- WHAT YOU HAVE TO DO -
Transcribe each line of the material as it is, and drop any picture.

- RECORD LIST -
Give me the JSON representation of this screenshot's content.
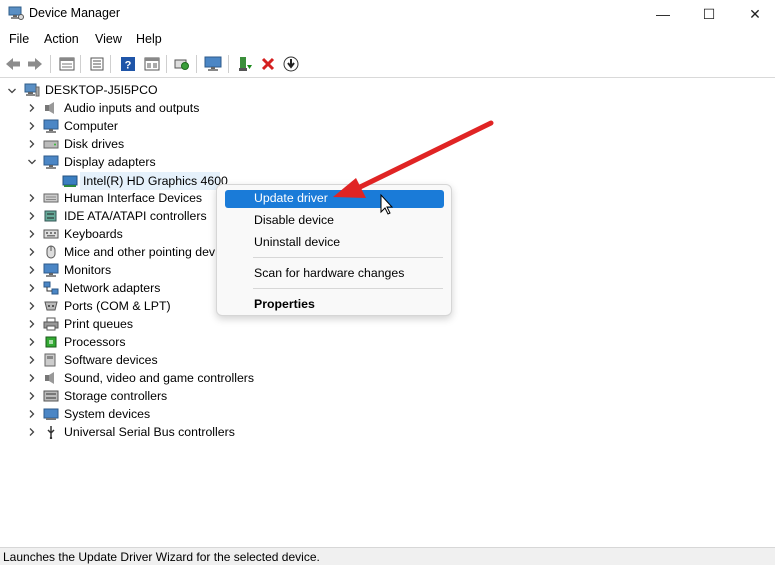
{
  "window": {
    "title": "Device Manager",
    "controls": {
      "minimize": "—",
      "maximize": "☐",
      "close": "✕"
    }
  },
  "menu": {
    "items": [
      "File",
      "Action",
      "View",
      "Help"
    ]
  },
  "toolbar": {
    "buttons": [
      "back-icon",
      "forward-icon",
      "properties-icon",
      "show-hidden-icon",
      "help-icon",
      "view-icon",
      "scan-hardware-icon",
      "monitor-icon",
      "update-driver-icon",
      "uninstall-icon",
      "download-icon"
    ]
  },
  "tree": {
    "root": "DESKTOP-J5I5PCO",
    "categories": [
      {
        "label": "Audio inputs and outputs",
        "icon": "speaker-icon",
        "expanded": false
      },
      {
        "label": "Computer",
        "icon": "computer-icon",
        "expanded": false
      },
      {
        "label": "Disk drives",
        "icon": "disk-icon",
        "expanded": false
      },
      {
        "label": "Display adapters",
        "icon": "display-adapter-icon",
        "expanded": true,
        "children": [
          {
            "label": "Intel(R) HD Graphics 4600",
            "icon": "display-adapter-icon",
            "selected": true
          }
        ]
      },
      {
        "label": "Human Interface Devices",
        "icon": "hid-icon",
        "expanded": false
      },
      {
        "label": "IDE ATA/ATAPI controllers",
        "icon": "ide-icon",
        "expanded": false
      },
      {
        "label": "Keyboards",
        "icon": "keyboard-icon",
        "expanded": false
      },
      {
        "label": "Mice and other pointing dev",
        "icon": "mouse-icon",
        "expanded": false
      },
      {
        "label": "Monitors",
        "icon": "monitor-icon",
        "expanded": false
      },
      {
        "label": "Network adapters",
        "icon": "network-icon",
        "expanded": false
      },
      {
        "label": "Ports (COM & LPT)",
        "icon": "port-icon",
        "expanded": false
      },
      {
        "label": "Print queues",
        "icon": "printer-icon",
        "expanded": false
      },
      {
        "label": "Processors",
        "icon": "cpu-icon",
        "expanded": false
      },
      {
        "label": "Software devices",
        "icon": "software-icon",
        "expanded": false
      },
      {
        "label": "Sound, video and game controllers",
        "icon": "sound-icon",
        "expanded": false
      },
      {
        "label": "Storage controllers",
        "icon": "storage-icon",
        "expanded": false
      },
      {
        "label": "System devices",
        "icon": "system-icon",
        "expanded": false
      },
      {
        "label": "Universal Serial Bus controllers",
        "icon": "usb-icon",
        "expanded": false
      }
    ]
  },
  "context_menu": {
    "items": [
      {
        "label": "Update driver",
        "highlighted": true
      },
      {
        "label": "Disable device"
      },
      {
        "label": "Uninstall device"
      },
      {
        "label": "Scan for hardware changes"
      },
      {
        "label": "Properties",
        "bold": true
      }
    ]
  },
  "status_bar": {
    "text": "Launches the Update Driver Wizard for the selected device."
  },
  "colors": {
    "selection": "#e5f1fb",
    "menu_highlight": "#1a7bd8",
    "annotation_arrow": "#e02424"
  }
}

- RESULT FOR THIS EXERCISE -
Give me the JSON representation of this screenshot's content.
{
  "window": {
    "title": "Device Manager",
    "controls": {
      "minimize": "—",
      "maximize": "☐",
      "close": "✕"
    }
  },
  "menu": {
    "items": [
      "File",
      "Action",
      "View",
      "Help"
    ]
  },
  "toolbar": {
    "buttons": [
      "back-icon",
      "forward-icon",
      "properties-icon",
      "show-hidden-icon",
      "help-icon",
      "view-icon",
      "scan-hardware-icon",
      "monitor-icon",
      "update-driver-icon",
      "uninstall-icon",
      "download-icon"
    ]
  },
  "tree": {
    "root": "DESKTOP-J5I5PCO",
    "categories": [
      {
        "label": "Audio inputs and outputs",
        "icon": "speaker-icon",
        "expanded": false
      },
      {
        "label": "Computer",
        "icon": "computer-icon",
        "expanded": false
      },
      {
        "label": "Disk drives",
        "icon": "disk-icon",
        "expanded": false
      },
      {
        "label": "Display adapters",
        "icon": "display-adapter-icon",
        "expanded": true,
        "children": [
          {
            "label": "Intel(R) HD Graphics 4600",
            "icon": "display-adapter-icon",
            "selected": true
          }
        ]
      },
      {
        "label": "Human Interface Devices",
        "icon": "hid-icon",
        "expanded": false
      },
      {
        "label": "IDE ATA/ATAPI controllers",
        "icon": "ide-icon",
        "expanded": false
      },
      {
        "label": "Keyboards",
        "icon": "keyboard-icon",
        "expanded": false
      },
      {
        "label": "Mice and other pointing dev",
        "icon": "mouse-icon",
        "expanded": false
      },
      {
        "label": "Monitors",
        "icon": "monitor-icon",
        "expanded": false
      },
      {
        "label": "Network adapters",
        "icon": "network-icon",
        "expanded": false
      },
      {
        "label": "Ports (COM & LPT)",
        "icon": "port-icon",
        "expanded": false
      },
      {
        "label": "Print queues",
        "icon": "printer-icon",
        "expanded": false
      },
      {
        "label": "Processors",
        "icon": "cpu-icon",
        "expanded": false
      },
      {
        "label": "Software devices",
        "icon": "software-icon",
        "expanded": false
      },
      {
        "label": "Sound, video and game controllers",
        "icon": "sound-icon",
        "expanded": false
      },
      {
        "label": "Storage controllers",
        "icon": "storage-icon",
        "expanded": false
      },
      {
        "label": "System devices",
        "icon": "system-icon",
        "expanded": false
      },
      {
        "label": "Universal Serial Bus controllers",
        "icon": "usb-icon",
        "expanded": false
      }
    ]
  },
  "context_menu": {
    "items": [
      {
        "label": "Update driver",
        "highlighted": true
      },
      {
        "label": "Disable device"
      },
      {
        "label": "Uninstall device"
      },
      {
        "label": "Scan for hardware changes"
      },
      {
        "label": "Properties",
        "bold": true
      }
    ]
  },
  "status_bar": {
    "text": "Launches the Update Driver Wizard for the selected device."
  },
  "colors": {
    "selection": "#e5f1fb",
    "menu_highlight": "#1a7bd8",
    "annotation_arrow": "#e02424"
  }
}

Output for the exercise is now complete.